_WORK TO COMPLETE_: Report the number of lines containing "content", with no other words.

Dataset entries on figures:
╔══

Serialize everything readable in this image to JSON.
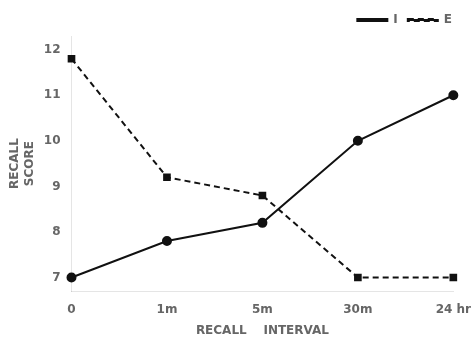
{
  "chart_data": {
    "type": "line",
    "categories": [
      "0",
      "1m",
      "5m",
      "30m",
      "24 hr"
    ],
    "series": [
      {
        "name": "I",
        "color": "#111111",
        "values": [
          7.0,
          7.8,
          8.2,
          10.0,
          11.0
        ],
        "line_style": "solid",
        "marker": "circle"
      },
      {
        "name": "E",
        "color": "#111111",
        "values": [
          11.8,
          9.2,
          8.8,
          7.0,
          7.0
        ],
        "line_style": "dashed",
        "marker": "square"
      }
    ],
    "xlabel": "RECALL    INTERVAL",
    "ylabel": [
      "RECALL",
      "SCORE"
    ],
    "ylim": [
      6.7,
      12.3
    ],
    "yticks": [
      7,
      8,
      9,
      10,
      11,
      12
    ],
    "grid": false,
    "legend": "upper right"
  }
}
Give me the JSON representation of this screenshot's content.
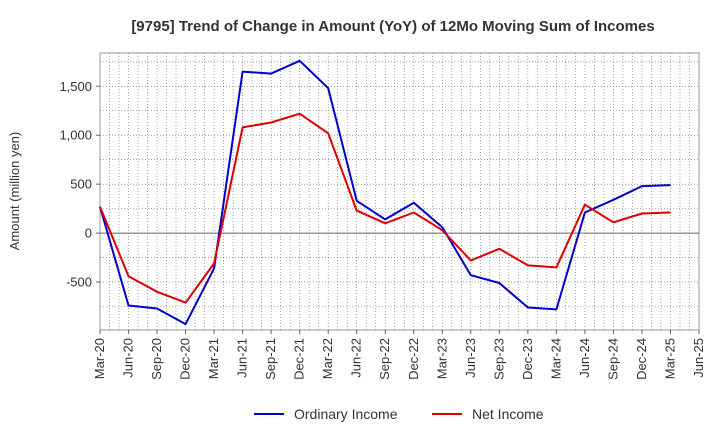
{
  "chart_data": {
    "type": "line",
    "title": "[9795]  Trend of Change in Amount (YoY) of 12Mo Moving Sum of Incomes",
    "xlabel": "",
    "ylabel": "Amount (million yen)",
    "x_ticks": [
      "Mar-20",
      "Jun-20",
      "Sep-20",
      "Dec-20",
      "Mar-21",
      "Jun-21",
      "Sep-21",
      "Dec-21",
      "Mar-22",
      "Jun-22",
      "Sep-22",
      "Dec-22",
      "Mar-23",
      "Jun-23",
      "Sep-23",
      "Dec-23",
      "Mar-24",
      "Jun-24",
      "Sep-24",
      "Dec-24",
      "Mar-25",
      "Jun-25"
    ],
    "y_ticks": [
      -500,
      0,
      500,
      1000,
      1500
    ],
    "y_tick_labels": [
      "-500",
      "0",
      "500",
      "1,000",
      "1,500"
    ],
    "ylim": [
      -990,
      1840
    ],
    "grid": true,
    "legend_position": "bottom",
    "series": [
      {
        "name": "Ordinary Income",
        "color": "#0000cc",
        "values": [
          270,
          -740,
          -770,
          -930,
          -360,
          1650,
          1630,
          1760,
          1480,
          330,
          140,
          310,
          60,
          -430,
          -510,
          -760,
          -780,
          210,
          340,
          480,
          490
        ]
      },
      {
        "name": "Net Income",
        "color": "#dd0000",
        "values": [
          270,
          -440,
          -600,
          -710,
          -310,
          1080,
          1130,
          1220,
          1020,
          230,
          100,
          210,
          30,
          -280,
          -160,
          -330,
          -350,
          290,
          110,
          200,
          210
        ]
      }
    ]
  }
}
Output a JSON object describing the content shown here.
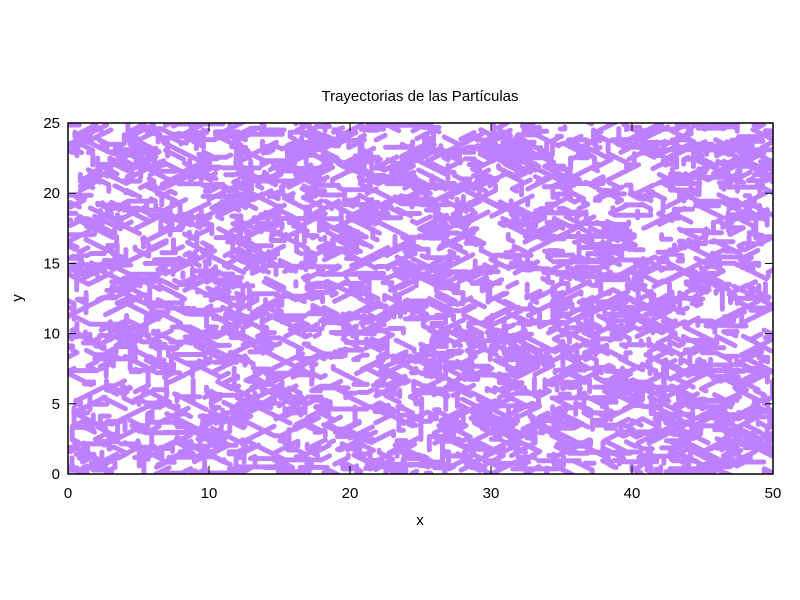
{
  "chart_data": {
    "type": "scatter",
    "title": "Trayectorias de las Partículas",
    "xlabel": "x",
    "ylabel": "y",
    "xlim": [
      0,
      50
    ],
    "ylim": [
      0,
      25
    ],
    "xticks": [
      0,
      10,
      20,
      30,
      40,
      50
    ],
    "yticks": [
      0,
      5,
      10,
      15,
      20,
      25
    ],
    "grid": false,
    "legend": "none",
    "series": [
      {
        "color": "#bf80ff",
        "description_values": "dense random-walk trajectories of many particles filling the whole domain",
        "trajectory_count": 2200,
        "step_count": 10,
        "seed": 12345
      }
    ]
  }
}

╚══
╔══

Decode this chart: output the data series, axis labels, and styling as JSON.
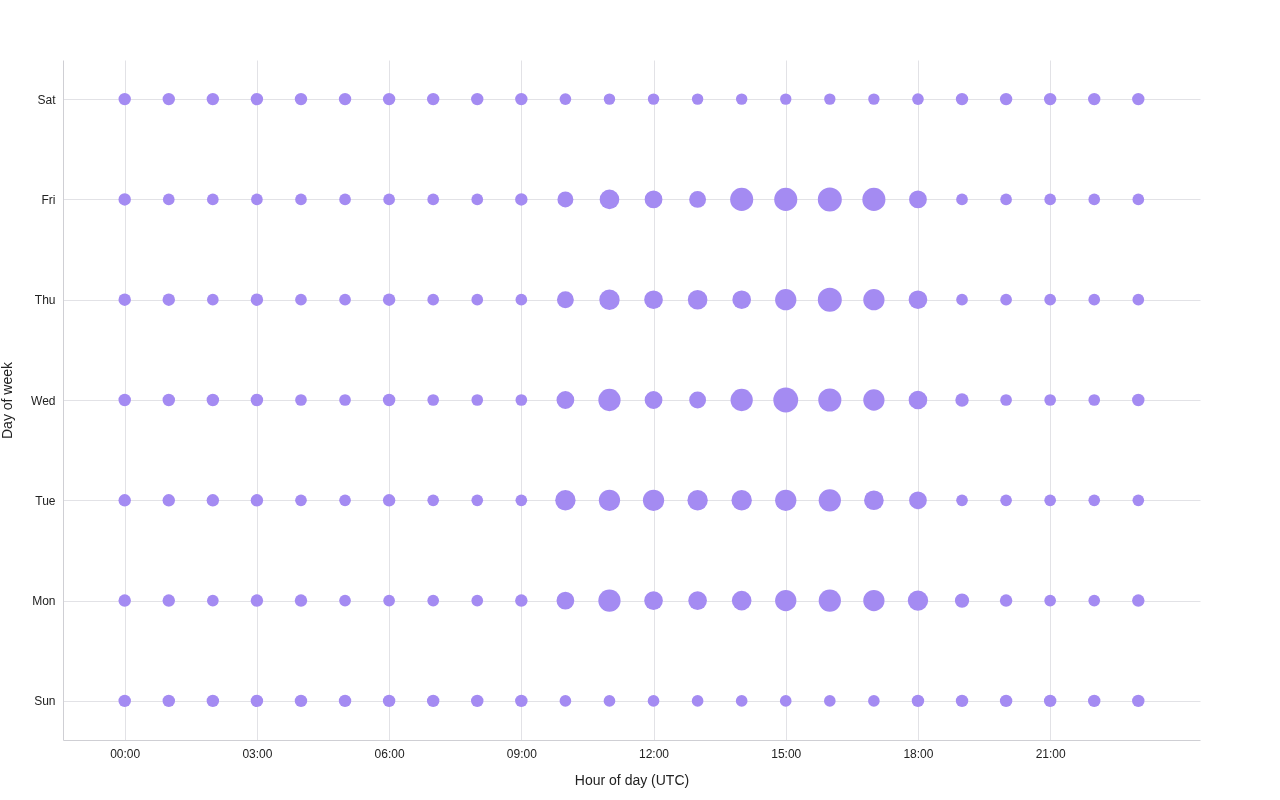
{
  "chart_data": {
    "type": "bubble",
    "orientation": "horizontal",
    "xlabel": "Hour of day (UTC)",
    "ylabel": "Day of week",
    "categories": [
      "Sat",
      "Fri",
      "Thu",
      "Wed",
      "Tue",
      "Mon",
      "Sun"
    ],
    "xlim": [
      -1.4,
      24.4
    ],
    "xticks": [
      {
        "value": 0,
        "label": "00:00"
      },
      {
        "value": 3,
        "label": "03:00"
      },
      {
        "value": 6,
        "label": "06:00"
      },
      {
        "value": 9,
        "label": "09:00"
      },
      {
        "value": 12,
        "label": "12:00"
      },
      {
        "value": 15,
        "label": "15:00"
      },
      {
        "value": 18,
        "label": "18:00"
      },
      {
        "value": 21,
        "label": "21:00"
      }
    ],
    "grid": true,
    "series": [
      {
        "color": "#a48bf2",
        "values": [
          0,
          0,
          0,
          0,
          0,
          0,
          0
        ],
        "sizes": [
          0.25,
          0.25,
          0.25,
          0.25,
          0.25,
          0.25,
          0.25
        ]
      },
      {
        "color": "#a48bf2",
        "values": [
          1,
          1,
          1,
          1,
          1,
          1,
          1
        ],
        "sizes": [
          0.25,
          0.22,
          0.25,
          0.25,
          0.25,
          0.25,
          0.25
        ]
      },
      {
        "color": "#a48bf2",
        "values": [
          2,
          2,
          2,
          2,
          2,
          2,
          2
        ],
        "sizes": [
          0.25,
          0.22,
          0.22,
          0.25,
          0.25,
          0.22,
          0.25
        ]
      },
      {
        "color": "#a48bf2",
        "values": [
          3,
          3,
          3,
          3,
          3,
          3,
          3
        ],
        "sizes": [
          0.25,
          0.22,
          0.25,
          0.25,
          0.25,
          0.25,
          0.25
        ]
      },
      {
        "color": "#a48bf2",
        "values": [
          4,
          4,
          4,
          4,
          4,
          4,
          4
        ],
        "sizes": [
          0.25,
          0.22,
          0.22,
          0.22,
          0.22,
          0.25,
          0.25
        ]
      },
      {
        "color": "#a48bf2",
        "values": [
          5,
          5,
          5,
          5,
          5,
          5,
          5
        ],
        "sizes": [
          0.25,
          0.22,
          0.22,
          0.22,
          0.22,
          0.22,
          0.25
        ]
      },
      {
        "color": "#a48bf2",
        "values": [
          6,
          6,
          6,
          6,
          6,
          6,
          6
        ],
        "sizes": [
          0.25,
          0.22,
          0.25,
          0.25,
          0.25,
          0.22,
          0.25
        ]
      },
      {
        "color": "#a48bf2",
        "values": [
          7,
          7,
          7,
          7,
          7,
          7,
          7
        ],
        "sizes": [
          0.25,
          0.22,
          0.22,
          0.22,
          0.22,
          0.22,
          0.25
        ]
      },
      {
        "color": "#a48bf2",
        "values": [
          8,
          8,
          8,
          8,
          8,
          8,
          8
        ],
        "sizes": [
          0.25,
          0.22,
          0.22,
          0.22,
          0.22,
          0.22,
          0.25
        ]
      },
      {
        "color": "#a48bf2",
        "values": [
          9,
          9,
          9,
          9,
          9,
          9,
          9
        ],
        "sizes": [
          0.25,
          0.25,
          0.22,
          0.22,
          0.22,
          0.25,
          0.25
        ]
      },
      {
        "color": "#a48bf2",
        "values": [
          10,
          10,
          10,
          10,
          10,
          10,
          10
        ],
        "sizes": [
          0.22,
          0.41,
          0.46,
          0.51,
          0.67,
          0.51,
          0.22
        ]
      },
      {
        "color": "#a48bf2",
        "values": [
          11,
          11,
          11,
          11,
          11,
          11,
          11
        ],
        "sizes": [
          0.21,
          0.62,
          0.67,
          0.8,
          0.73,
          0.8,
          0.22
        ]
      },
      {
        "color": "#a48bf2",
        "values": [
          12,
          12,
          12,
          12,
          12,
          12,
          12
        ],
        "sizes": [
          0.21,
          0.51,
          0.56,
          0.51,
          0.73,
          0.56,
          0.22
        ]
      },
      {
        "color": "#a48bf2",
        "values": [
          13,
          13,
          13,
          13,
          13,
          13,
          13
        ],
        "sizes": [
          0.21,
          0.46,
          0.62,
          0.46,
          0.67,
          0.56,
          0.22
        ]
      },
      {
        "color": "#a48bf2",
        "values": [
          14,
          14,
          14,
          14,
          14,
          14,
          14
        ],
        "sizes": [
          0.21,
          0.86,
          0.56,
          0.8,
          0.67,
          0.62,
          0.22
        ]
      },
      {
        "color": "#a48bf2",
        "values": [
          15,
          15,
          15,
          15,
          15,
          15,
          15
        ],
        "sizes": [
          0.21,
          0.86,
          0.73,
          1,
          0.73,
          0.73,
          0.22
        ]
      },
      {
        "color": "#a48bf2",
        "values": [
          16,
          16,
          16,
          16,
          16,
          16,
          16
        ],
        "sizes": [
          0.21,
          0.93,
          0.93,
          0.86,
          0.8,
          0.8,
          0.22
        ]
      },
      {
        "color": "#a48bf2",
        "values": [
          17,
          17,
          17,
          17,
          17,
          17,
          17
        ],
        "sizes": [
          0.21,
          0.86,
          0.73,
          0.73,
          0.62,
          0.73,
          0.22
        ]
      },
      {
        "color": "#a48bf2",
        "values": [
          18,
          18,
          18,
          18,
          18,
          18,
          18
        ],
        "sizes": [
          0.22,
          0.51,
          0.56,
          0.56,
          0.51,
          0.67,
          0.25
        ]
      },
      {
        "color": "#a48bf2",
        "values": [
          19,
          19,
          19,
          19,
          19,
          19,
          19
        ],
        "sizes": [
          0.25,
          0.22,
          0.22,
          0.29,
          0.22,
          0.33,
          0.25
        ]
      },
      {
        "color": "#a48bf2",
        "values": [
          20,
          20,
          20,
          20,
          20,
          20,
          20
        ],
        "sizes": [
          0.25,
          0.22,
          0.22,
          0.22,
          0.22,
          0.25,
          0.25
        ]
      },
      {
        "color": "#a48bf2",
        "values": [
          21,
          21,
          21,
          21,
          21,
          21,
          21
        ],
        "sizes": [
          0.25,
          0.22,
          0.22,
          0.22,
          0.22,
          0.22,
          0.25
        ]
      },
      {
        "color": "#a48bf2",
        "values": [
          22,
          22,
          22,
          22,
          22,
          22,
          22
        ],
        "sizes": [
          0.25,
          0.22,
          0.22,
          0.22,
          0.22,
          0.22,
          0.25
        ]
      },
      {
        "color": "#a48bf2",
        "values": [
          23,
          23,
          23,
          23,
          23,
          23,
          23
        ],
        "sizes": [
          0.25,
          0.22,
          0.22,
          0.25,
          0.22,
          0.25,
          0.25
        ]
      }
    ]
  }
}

╚══

_SOLUTION_: 2